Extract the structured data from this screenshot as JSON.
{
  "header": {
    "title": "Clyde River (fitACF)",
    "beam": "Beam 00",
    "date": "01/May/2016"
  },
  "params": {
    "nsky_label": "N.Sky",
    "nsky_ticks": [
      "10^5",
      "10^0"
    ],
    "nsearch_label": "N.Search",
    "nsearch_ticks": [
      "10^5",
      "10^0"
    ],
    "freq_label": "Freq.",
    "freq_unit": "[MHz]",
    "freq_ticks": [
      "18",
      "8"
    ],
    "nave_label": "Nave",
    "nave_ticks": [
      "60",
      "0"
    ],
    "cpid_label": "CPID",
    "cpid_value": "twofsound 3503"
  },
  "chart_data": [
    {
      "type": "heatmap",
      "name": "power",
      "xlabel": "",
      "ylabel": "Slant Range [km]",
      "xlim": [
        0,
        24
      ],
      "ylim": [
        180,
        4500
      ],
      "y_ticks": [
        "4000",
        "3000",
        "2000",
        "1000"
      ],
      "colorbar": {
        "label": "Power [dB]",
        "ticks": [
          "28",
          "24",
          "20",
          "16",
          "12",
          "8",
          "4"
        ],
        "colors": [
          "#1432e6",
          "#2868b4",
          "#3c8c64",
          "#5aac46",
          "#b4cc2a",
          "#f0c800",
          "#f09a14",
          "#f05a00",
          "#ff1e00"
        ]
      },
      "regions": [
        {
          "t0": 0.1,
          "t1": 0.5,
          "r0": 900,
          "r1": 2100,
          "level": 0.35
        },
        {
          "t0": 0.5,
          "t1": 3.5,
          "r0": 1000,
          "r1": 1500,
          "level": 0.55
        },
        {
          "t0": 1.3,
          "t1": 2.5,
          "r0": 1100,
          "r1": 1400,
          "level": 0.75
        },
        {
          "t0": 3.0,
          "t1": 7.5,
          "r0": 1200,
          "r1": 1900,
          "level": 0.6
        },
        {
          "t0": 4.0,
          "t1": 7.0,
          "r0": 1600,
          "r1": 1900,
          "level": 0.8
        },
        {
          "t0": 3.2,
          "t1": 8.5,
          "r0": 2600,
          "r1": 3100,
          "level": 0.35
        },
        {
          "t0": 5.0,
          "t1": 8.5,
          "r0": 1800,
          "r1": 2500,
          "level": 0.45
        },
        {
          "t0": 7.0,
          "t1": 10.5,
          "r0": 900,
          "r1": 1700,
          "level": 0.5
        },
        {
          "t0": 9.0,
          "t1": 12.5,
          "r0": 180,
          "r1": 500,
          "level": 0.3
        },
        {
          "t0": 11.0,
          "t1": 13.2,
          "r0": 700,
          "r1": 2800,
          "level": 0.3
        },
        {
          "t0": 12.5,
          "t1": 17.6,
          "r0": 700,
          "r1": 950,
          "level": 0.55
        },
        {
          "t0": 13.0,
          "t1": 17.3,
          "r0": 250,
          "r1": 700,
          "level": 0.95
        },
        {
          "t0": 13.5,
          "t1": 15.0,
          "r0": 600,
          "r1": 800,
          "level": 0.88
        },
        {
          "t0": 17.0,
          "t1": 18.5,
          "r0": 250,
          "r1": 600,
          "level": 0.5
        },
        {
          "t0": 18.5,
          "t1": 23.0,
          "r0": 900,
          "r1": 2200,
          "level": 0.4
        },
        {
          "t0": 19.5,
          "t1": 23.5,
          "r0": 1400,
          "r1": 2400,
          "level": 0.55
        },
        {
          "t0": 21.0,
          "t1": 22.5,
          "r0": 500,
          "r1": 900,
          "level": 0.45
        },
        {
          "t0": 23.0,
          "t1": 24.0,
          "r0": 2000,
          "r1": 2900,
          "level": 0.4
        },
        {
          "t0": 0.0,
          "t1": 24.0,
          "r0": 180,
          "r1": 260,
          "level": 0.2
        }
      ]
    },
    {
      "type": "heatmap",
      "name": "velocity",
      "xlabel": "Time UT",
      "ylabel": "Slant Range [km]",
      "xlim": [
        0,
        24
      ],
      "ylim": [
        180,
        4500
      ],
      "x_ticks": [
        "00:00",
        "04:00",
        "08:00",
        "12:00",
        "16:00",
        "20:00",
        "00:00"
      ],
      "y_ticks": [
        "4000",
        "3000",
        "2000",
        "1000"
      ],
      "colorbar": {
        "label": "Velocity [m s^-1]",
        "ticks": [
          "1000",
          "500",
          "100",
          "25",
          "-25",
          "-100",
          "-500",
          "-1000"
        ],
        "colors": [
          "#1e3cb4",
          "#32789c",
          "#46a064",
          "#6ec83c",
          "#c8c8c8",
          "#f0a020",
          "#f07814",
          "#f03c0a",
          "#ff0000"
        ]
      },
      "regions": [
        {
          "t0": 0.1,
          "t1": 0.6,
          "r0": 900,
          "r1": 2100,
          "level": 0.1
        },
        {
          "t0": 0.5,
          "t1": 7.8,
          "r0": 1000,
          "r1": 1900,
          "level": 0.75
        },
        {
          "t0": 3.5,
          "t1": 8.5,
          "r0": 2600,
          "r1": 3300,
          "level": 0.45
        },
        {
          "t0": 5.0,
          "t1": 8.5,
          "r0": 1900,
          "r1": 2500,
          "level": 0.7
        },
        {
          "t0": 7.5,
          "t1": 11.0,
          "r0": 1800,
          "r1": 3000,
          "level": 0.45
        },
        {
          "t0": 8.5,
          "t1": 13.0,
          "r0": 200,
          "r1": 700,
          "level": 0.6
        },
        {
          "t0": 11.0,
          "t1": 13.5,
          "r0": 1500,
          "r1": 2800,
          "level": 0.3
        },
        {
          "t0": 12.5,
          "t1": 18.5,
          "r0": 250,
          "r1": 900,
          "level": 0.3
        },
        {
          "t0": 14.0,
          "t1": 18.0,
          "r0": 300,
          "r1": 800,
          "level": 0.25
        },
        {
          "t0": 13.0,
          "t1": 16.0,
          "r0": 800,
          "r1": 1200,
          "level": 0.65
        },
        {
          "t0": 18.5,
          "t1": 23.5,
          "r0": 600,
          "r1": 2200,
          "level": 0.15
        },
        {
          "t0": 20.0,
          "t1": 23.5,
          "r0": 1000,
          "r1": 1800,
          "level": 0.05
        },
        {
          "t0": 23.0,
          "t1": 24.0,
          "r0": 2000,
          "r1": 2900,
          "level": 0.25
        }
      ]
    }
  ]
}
==*==
REQUEST:
Reproduce the records above exactly.

OUTPUT BELOW:
Extract the structured data from this screenshot as JSON.
{
  "header": {
    "title": "Clyde River (fitACF)",
    "beam": "Beam 00",
    "date": "01/May/2016"
  },
  "params": {
    "nsky_label": "N.Sky",
    "nsky_ticks": [
      "10^5",
      "10^0"
    ],
    "nsearch_label": "N.Search",
    "nsearch_ticks": [
      "10^5",
      "10^0"
    ],
    "freq_label": "Freq.",
    "freq_unit": "[MHz]",
    "freq_ticks": [
      "18",
      "8"
    ],
    "nave_label": "Nave",
    "nave_ticks": [
      "60",
      "0"
    ],
    "cpid_label": "CPID",
    "cpid_value": "twofsound 3503"
  },
  "chart_data": [
    {
      "type": "heatmap",
      "name": "power",
      "xlabel": "",
      "ylabel": "Slant Range [km]",
      "xlim": [
        0,
        24
      ],
      "ylim": [
        180,
        4500
      ],
      "y_ticks": [
        "4000",
        "3000",
        "2000",
        "1000"
      ],
      "colorbar": {
        "label": "Power [dB]",
        "ticks": [
          "28",
          "24",
          "20",
          "16",
          "12",
          "8",
          "4"
        ],
        "colors": [
          "#1432e6",
          "#2868b4",
          "#3c8c64",
          "#5aac46",
          "#b4cc2a",
          "#f0c800",
          "#f09a14",
          "#f05a00",
          "#ff1e00"
        ]
      },
      "regions": [
        {
          "t0": 0.1,
          "t1": 0.5,
          "r0": 900,
          "r1": 2100,
          "level": 0.35
        },
        {
          "t0": 0.5,
          "t1": 3.5,
          "r0": 1000,
          "r1": 1500,
          "level": 0.55
        },
        {
          "t0": 1.3,
          "t1": 2.5,
          "r0": 1100,
          "r1": 1400,
          "level": 0.75
        },
        {
          "t0": 3.0,
          "t1": 7.5,
          "r0": 1200,
          "r1": 1900,
          "level": 0.6
        },
        {
          "t0": 4.0,
          "t1": 7.0,
          "r0": 1600,
          "r1": 1900,
          "level": 0.8
        },
        {
          "t0": 3.2,
          "t1": 8.5,
          "r0": 2600,
          "r1": 3100,
          "level": 0.35
        },
        {
          "t0": 5.0,
          "t1": 8.5,
          "r0": 1800,
          "r1": 2500,
          "level": 0.45
        },
        {
          "t0": 7.0,
          "t1": 10.5,
          "r0": 900,
          "r1": 1700,
          "level": 0.5
        },
        {
          "t0": 9.0,
          "t1": 12.5,
          "r0": 180,
          "r1": 500,
          "level": 0.3
        },
        {
          "t0": 11.0,
          "t1": 13.2,
          "r0": 700,
          "r1": 2800,
          "level": 0.3
        },
        {
          "t0": 12.5,
          "t1": 17.6,
          "r0": 700,
          "r1": 950,
          "level": 0.55
        },
        {
          "t0": 13.0,
          "t1": 17.3,
          "r0": 250,
          "r1": 700,
          "level": 0.95
        },
        {
          "t0": 13.5,
          "t1": 15.0,
          "r0": 600,
          "r1": 800,
          "level": 0.88
        },
        {
          "t0": 17.0,
          "t1": 18.5,
          "r0": 250,
          "r1": 600,
          "level": 0.5
        },
        {
          "t0": 18.5,
          "t1": 23.0,
          "r0": 900,
          "r1": 2200,
          "level": 0.4
        },
        {
          "t0": 19.5,
          "t1": 23.5,
          "r0": 1400,
          "r1": 2400,
          "level": 0.55
        },
        {
          "t0": 21.0,
          "t1": 22.5,
          "r0": 500,
          "r1": 900,
          "level": 0.45
        },
        {
          "t0": 23.0,
          "t1": 24.0,
          "r0": 2000,
          "r1": 2900,
          "level": 0.4
        },
        {
          "t0": 0.0,
          "t1": 24.0,
          "r0": 180,
          "r1": 260,
          "level": 0.2
        }
      ]
    },
    {
      "type": "heatmap",
      "name": "velocity",
      "xlabel": "Time UT",
      "ylabel": "Slant Range [km]",
      "xlim": [
        0,
        24
      ],
      "ylim": [
        180,
        4500
      ],
      "x_ticks": [
        "00:00",
        "04:00",
        "08:00",
        "12:00",
        "16:00",
        "20:00",
        "00:00"
      ],
      "y_ticks": [
        "4000",
        "3000",
        "2000",
        "1000"
      ],
      "colorbar": {
        "label": "Velocity [m s^-1]",
        "ticks": [
          "1000",
          "500",
          "100",
          "25",
          "-25",
          "-100",
          "-500",
          "-1000"
        ],
        "colors": [
          "#1e3cb4",
          "#32789c",
          "#46a064",
          "#6ec83c",
          "#c8c8c8",
          "#f0a020",
          "#f07814",
          "#f03c0a",
          "#ff0000"
        ]
      },
      "regions": [
        {
          "t0": 0.1,
          "t1": 0.6,
          "r0": 900,
          "r1": 2100,
          "level": 0.1
        },
        {
          "t0": 0.5,
          "t1": 7.8,
          "r0": 1000,
          "r1": 1900,
          "level": 0.75
        },
        {
          "t0": 3.5,
          "t1": 8.5,
          "r0": 2600,
          "r1": 3300,
          "level": 0.45
        },
        {
          "t0": 5.0,
          "t1": 8.5,
          "r0": 1900,
          "r1": 2500,
          "level": 0.7
        },
        {
          "t0": 7.5,
          "t1": 11.0,
          "r0": 1800,
          "r1": 3000,
          "level": 0.45
        },
        {
          "t0": 8.5,
          "t1": 13.0,
          "r0": 200,
          "r1": 700,
          "level": 0.6
        },
        {
          "t0": 11.0,
          "t1": 13.5,
          "r0": 1500,
          "r1": 2800,
          "level": 0.3
        },
        {
          "t0": 12.5,
          "t1": 18.5,
          "r0": 250,
          "r1": 900,
          "level": 0.3
        },
        {
          "t0": 14.0,
          "t1": 18.0,
          "r0": 300,
          "r1": 800,
          "level": 0.25
        },
        {
          "t0": 13.0,
          "t1": 16.0,
          "r0": 800,
          "r1": 1200,
          "level": 0.65
        },
        {
          "t0": 18.5,
          "t1": 23.5,
          "r0": 600,
          "r1": 2200,
          "level": 0.15
        },
        {
          "t0": 20.0,
          "t1": 23.5,
          "r0": 1000,
          "r1": 1800,
          "level": 0.05
        },
        {
          "t0": 23.0,
          "t1": 24.0,
          "r0": 2000,
          "r1": 2900,
          "level": 0.25
        }
      ]
    }
  ]
}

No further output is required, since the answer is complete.